Dataset items:
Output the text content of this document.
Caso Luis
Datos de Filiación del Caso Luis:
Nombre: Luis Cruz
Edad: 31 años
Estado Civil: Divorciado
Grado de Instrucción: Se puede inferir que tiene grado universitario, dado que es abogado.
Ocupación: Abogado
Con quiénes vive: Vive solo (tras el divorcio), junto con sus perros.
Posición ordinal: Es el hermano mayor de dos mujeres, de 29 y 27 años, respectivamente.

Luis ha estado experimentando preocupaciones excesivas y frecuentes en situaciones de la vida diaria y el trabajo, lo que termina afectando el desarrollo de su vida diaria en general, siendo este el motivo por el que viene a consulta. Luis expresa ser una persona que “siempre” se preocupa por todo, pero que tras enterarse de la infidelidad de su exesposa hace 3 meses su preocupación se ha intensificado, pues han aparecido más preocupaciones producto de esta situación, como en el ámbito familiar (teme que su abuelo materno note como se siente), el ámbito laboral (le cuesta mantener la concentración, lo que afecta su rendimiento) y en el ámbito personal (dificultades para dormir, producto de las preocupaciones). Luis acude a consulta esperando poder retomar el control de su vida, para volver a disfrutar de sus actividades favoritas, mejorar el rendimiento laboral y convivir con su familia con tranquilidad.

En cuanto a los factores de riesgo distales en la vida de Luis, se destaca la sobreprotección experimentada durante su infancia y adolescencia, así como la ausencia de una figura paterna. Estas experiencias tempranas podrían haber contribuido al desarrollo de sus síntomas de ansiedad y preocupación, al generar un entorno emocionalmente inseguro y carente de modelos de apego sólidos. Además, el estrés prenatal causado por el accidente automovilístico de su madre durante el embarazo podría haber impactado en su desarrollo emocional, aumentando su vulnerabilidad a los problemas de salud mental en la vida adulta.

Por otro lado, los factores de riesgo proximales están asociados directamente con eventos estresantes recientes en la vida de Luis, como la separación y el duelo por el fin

> What is being asked
Return all lines with the word "tras" in them.

> Solution
Con quiénes vive: Vive solo (tras el divorcio), junto con sus perros.
Luis ha estado experimentando preocupaciones excesivas y frecuentes en situaciones de la vida diaria y el trabajo, lo que termina afectando el desarrollo de su vida diaria en general, siendo este el motivo por el que viene a consulta. Luis expresa ser una persona que “siempre” se preocupa por todo, pero que tras enterarse de la infidelidad de su exesposa hace 3 meses su preocupación se ha intensificado, pues han aparecido más preocupaciones producto de esta situación, como en el ámbito familiar (teme que su abuelo materno note como se siente), el ámbito laboral (le cuesta mantener la concentración, lo que afecta su rendimiento) y en el ámbito personal (dificultades para dormir, producto de las preocupaciones). Luis acude a consulta esperando poder retomar el control de su vida, para volver a disfrutar de sus actividades favoritas, mejorar el rendimiento laboral y convivir con su familia con tranquilidad.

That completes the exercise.